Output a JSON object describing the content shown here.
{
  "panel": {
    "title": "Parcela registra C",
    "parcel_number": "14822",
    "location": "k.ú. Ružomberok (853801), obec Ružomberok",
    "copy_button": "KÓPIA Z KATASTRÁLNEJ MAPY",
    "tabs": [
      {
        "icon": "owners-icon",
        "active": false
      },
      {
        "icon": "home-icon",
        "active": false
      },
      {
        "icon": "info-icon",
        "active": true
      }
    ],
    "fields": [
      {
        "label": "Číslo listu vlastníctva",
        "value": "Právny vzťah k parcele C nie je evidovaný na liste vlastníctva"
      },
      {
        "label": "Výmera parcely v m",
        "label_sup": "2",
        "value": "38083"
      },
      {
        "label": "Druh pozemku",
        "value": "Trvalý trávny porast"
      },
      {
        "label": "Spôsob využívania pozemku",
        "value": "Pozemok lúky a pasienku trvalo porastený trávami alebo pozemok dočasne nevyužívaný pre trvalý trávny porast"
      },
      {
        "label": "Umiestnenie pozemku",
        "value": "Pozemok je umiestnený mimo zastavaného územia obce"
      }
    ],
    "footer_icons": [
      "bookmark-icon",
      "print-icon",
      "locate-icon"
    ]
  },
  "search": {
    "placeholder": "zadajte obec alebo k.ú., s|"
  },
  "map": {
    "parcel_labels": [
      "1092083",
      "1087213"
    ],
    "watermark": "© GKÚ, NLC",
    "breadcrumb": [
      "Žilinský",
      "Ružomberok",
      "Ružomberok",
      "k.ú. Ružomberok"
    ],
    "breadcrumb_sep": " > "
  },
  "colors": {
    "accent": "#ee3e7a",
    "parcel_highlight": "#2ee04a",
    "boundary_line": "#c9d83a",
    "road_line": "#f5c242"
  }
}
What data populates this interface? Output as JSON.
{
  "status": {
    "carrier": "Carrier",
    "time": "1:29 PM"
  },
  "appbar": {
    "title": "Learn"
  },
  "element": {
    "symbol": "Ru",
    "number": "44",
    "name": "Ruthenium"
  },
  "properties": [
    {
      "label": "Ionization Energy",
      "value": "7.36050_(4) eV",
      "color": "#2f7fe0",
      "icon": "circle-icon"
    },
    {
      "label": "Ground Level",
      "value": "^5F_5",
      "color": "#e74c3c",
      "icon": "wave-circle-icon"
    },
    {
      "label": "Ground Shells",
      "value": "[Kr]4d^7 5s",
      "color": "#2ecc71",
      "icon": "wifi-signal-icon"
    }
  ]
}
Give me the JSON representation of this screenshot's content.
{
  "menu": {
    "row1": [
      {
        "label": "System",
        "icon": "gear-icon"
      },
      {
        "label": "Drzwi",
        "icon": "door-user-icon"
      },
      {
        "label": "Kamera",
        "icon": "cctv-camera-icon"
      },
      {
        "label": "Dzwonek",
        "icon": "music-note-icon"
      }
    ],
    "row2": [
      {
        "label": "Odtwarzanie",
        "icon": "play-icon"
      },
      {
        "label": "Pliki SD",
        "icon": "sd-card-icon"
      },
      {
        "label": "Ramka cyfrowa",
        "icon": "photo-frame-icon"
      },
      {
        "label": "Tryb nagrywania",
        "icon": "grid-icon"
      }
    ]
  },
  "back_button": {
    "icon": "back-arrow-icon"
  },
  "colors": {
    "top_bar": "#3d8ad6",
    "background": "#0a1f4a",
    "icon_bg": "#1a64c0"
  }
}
════════════════════
▶ Short exercise:
Count every line of the records that holds "alebo". State the number, nothing else.

▶ Answer to the exercise:
2